## Raw data
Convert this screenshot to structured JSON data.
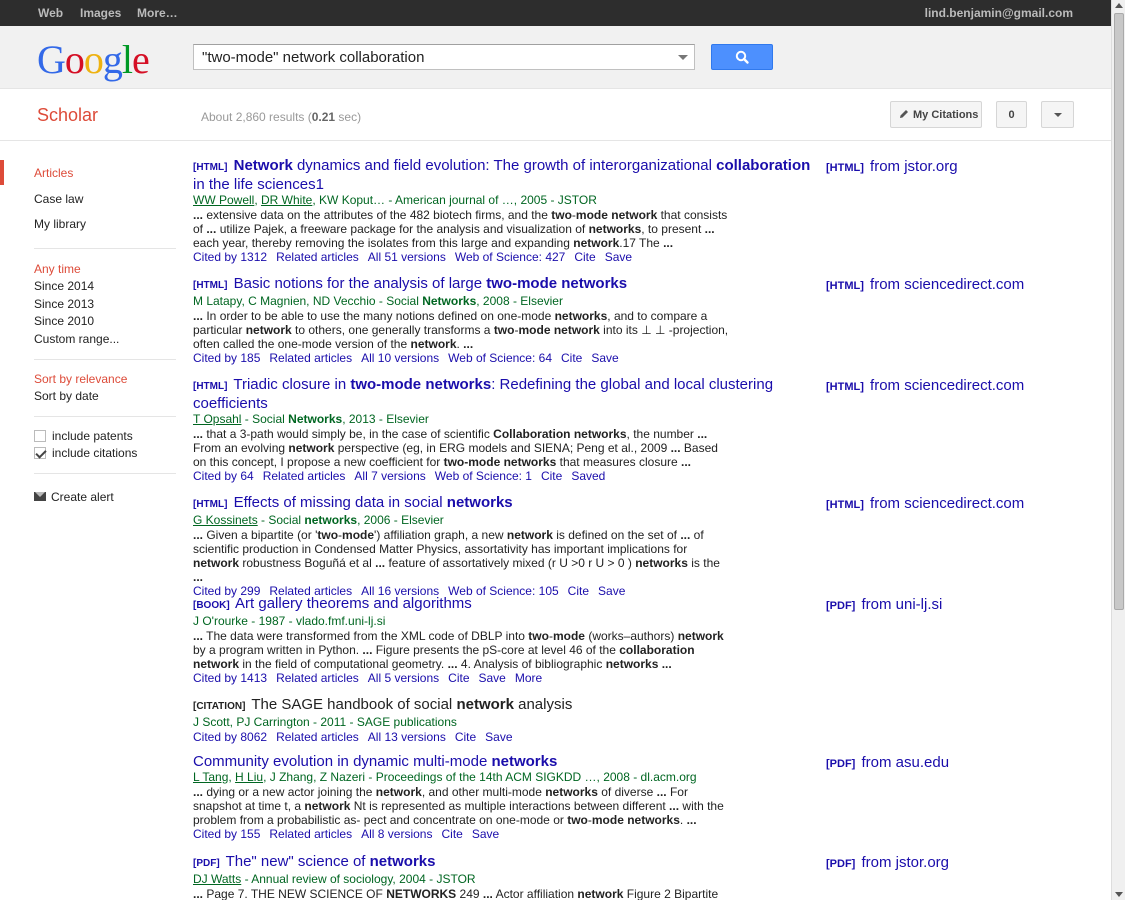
{
  "topbar": {
    "nav": [
      "Web",
      "Images",
      "More…"
    ],
    "user": "lind.benjamin@gmail.com"
  },
  "search": {
    "query": "\"two-mode\" network collaboration"
  },
  "brand": {
    "logo_letters": [
      "G",
      "o",
      "o",
      "g",
      "l",
      "e"
    ],
    "logo_colors": [
      "#3369e8",
      "#d50f25",
      "#eeb211",
      "#3369e8",
      "#009925",
      "#d50f25"
    ],
    "section": "Scholar"
  },
  "stats": {
    "prefix": "About 2,860 results (",
    "time": "0.21",
    "suffix": " sec)"
  },
  "toolbar": {
    "my_citations": "My Citations",
    "alerts_count": "0"
  },
  "sidebar": {
    "articles": "Articles",
    "case_law": "Case law",
    "my_library": "My library",
    "any_time": "Any time",
    "since_2014": "Since 2014",
    "since_2013": "Since 2013",
    "since_2010": "Since 2010",
    "custom_range": "Custom range...",
    "sort_relevance": "Sort by relevance",
    "sort_date": "Sort by date",
    "include_patents": "include patents",
    "include_citations": "include citations",
    "create_alert": "Create alert"
  },
  "results": [
    {
      "tag": "[HTML]",
      "title_parts": [
        [
          "Network",
          true
        ],
        [
          " dynamics and field evolution: The growth of interorganizational ",
          false
        ],
        [
          "collaboration",
          true
        ],
        [
          " in the life sciences1",
          false
        ]
      ],
      "meta": [
        [
          "WW Powell",
          true
        ],
        [
          ", ",
          false
        ],
        [
          "DR White",
          true
        ],
        [
          ", KW Koput… - American journal of …, 2005 - JSTOR",
          false
        ]
      ],
      "snippet": [
        [
          "...",
          true
        ],
        [
          " extensive data on the attributes of the 482 biotech firms, and the ",
          false
        ],
        [
          "two",
          true
        ],
        [
          "-",
          false
        ],
        [
          "mode network",
          true
        ],
        [
          " that consists of ",
          false
        ],
        [
          "...",
          true
        ],
        [
          " utilize Pajek, a freeware package for the analysis and visualization of ",
          false
        ],
        [
          "networks",
          true
        ],
        [
          ", to present ",
          false
        ],
        [
          "...",
          true
        ],
        [
          " each year, thereby removing the isolates from this large and expanding ",
          false
        ],
        [
          "network",
          true
        ],
        [
          ".17 The ",
          false
        ],
        [
          "...",
          true
        ]
      ],
      "links": [
        "Cited by 1312",
        "Related articles",
        "All 51 versions",
        "Web of Science: 427",
        "Cite",
        "Save"
      ],
      "side_tag": "[HTML]",
      "side_source": "from jstor.org"
    },
    {
      "tag": "[HTML]",
      "title_parts": [
        [
          "Basic notions for the analysis of large ",
          false
        ],
        [
          "two-mode networks",
          true
        ]
      ],
      "meta": [
        [
          "M Latapy, C Magnien, ND Vecchio - Social ",
          false
        ],
        [
          "Networks",
          "b"
        ],
        [
          ", 2008 - Elsevier",
          false
        ]
      ],
      "snippet": [
        [
          "...",
          true
        ],
        [
          " In order to be able to use the many notions defined on one-mode ",
          false
        ],
        [
          "networks",
          true
        ],
        [
          ", and to compare a particular ",
          false
        ],
        [
          "network",
          true
        ],
        [
          " to others, one generally transforms a ",
          false
        ],
        [
          "two",
          true
        ],
        [
          "-",
          false
        ],
        [
          "mode network",
          true
        ],
        [
          " into its ⊥ ⊥ -projection, often called the one-mode version of the ",
          false
        ],
        [
          "network",
          true
        ],
        [
          ". ",
          false
        ],
        [
          "...",
          true
        ]
      ],
      "links": [
        "Cited by 185",
        "Related articles",
        "All 10 versions",
        "Web of Science: 64",
        "Cite",
        "Save"
      ],
      "side_tag": "[HTML]",
      "side_source": "from sciencedirect.com"
    },
    {
      "tag": "[HTML]",
      "title_parts": [
        [
          "Triadic closure in ",
          false
        ],
        [
          "two-mode networks",
          true
        ],
        [
          ": Redefining the global and local clustering coefficients",
          false
        ]
      ],
      "meta": [
        [
          "T Opsahl",
          true
        ],
        [
          " - Social ",
          false
        ],
        [
          "Networks",
          "b"
        ],
        [
          ", 2013 - Elsevier",
          false
        ]
      ],
      "snippet": [
        [
          "...",
          true
        ],
        [
          " that a 3-path would simply be, in the case of scientific ",
          false
        ],
        [
          "Collaboration networks",
          true
        ],
        [
          ", the number ",
          false
        ],
        [
          "...",
          true
        ],
        [
          " From an evolving ",
          false
        ],
        [
          "network",
          true
        ],
        [
          " perspective (eg, in ERG models and SIENA; Peng et al., 2009 ",
          false
        ],
        [
          "...",
          true
        ],
        [
          " Based on this concept, I propose a new coefficient for ",
          false
        ],
        [
          "two-mode networks",
          true
        ],
        [
          " that measures closure ",
          false
        ],
        [
          "...",
          true
        ]
      ],
      "links": [
        "Cited by 64",
        "Related articles",
        "All 7 versions",
        "Web of Science: 1",
        "Cite",
        "Saved"
      ],
      "side_tag": "[HTML]",
      "side_source": "from sciencedirect.com"
    },
    {
      "tag": "[HTML]",
      "title_parts": [
        [
          "Effects of missing data in social ",
          false
        ],
        [
          "networks",
          true
        ]
      ],
      "meta": [
        [
          "G Kossinets",
          true
        ],
        [
          " - Social ",
          false
        ],
        [
          "networks",
          "b"
        ],
        [
          ", 2006 - Elsevier",
          false
        ]
      ],
      "snippet": [
        [
          "...",
          true
        ],
        [
          " Given a bipartite (or '",
          false
        ],
        [
          "two",
          true
        ],
        [
          "-",
          false
        ],
        [
          "mode",
          true
        ],
        [
          "') affiliation graph, a new ",
          false
        ],
        [
          "network",
          true
        ],
        [
          " is defined on the set of ",
          false
        ],
        [
          "...",
          true
        ],
        [
          " of scientific production in Condensed Matter Physics, assortativity has important implications for ",
          false
        ],
        [
          "network",
          true
        ],
        [
          " robustness Boguñá et al ",
          false
        ],
        [
          "...",
          true
        ],
        [
          " feature of assortatively mixed (r U >0 r U > 0 ) ",
          false
        ],
        [
          "networks",
          true
        ],
        [
          " is the ",
          false
        ],
        [
          "...",
          true
        ]
      ],
      "links": [
        "Cited by 299",
        "Related articles",
        "All 16 versions",
        "Web of Science: 105",
        "Cite",
        "Save"
      ],
      "side_tag": "[HTML]",
      "side_source": "from sciencedirect.com"
    },
    {
      "tag": "[BOOK]",
      "title_parts": [
        [
          "Art gallery theorems and algorithms",
          false
        ]
      ],
      "meta": [
        [
          "J O'rourke - 1987 - vlado.fmf.uni-lj.si",
          false
        ]
      ],
      "snippet": [
        [
          "...",
          true
        ],
        [
          " The data were transformed from the XML code of DBLP into ",
          false
        ],
        [
          "two",
          true
        ],
        [
          "-",
          false
        ],
        [
          "mode",
          true
        ],
        [
          " (works–authors) ",
          false
        ],
        [
          "network",
          true
        ],
        [
          " by a program written in Python. ",
          false
        ],
        [
          "...",
          true
        ],
        [
          " Figure presents the pS-core at level 46 of the ",
          false
        ],
        [
          "collaboration network",
          true
        ],
        [
          " in the field of computational geometry. ",
          false
        ],
        [
          "...",
          true
        ],
        [
          " 4. Analysis of bibliographic ",
          false
        ],
        [
          "networks",
          true
        ],
        [
          " ",
          false
        ],
        [
          "...",
          true
        ]
      ],
      "links": [
        "Cited by 1413",
        "Related articles",
        "All 5 versions",
        "Cite",
        "Save",
        "More"
      ],
      "side_tag": "[PDF]",
      "side_source": "from uni-lj.si"
    },
    {
      "tag": "[CITATION]",
      "plain": true,
      "title_parts": [
        [
          "The SAGE handbook of social ",
          false
        ],
        [
          "network",
          true
        ],
        [
          " analysis",
          false
        ]
      ],
      "meta": [
        [
          "J Scott, PJ Carrington - 2011 - SAGE publications",
          false
        ]
      ],
      "snippet": [],
      "links": [
        "Cited by 8062",
        "Related articles",
        "All 13 versions",
        "Cite",
        "Save"
      ],
      "side_tag": "",
      "side_source": ""
    },
    {
      "tag": "",
      "title_parts": [
        [
          "Community evolution in dynamic multi-mode ",
          false
        ],
        [
          "networks",
          true
        ]
      ],
      "meta": [
        [
          "L Tang",
          true
        ],
        [
          ", ",
          false
        ],
        [
          "H Liu",
          true
        ],
        [
          ", J Zhang, Z Nazeri - Proceedings of the 14th ACM SIGKDD …, 2008 - dl.acm.org",
          false
        ]
      ],
      "snippet": [
        [
          "...",
          true
        ],
        [
          " dying or a new actor joining the ",
          false
        ],
        [
          "network",
          true
        ],
        [
          ", and other multi-mode ",
          false
        ],
        [
          "networks",
          true
        ],
        [
          " of diverse ",
          false
        ],
        [
          "...",
          true
        ],
        [
          " For snapshot at time t, a ",
          false
        ],
        [
          "network",
          true
        ],
        [
          " Nt is represented as multiple interactions between different ",
          false
        ],
        [
          "...",
          true
        ],
        [
          " with the problem from a probabilistic as- pect and concentrate on one-mode or ",
          false
        ],
        [
          "two",
          true
        ],
        [
          "-",
          false
        ],
        [
          "mode networks",
          true
        ],
        [
          ". ",
          false
        ],
        [
          "...",
          true
        ]
      ],
      "links": [
        "Cited by 155",
        "Related articles",
        "All 8 versions",
        "Cite",
        "Save"
      ],
      "side_tag": "[PDF]",
      "side_source": "from asu.edu"
    },
    {
      "tag": "[PDF]",
      "title_parts": [
        [
          "The\" new\" science of ",
          false
        ],
        [
          "networks",
          true
        ]
      ],
      "meta": [
        [
          "DJ Watts",
          true
        ],
        [
          " - Annual review of sociology, 2004 - JSTOR",
          false
        ]
      ],
      "snippet": [
        [
          "...",
          true
        ],
        [
          " Page 7. THE NEW SCIENCE OF ",
          false
        ],
        [
          "NETWORKS",
          true
        ],
        [
          " 249 ",
          false
        ],
        [
          "...",
          true
        ],
        [
          " Actor affiliation ",
          false
        ],
        [
          "network",
          true
        ],
        [
          " Figure 2 Bipartite",
          false
        ]
      ],
      "links": [],
      "side_tag": "[PDF]",
      "side_source": "from jstor.org"
    }
  ]
}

## Exercise
Only a number is wanted here: how many lines in the data above include the string "Cited"?

## Solution for this exercise
7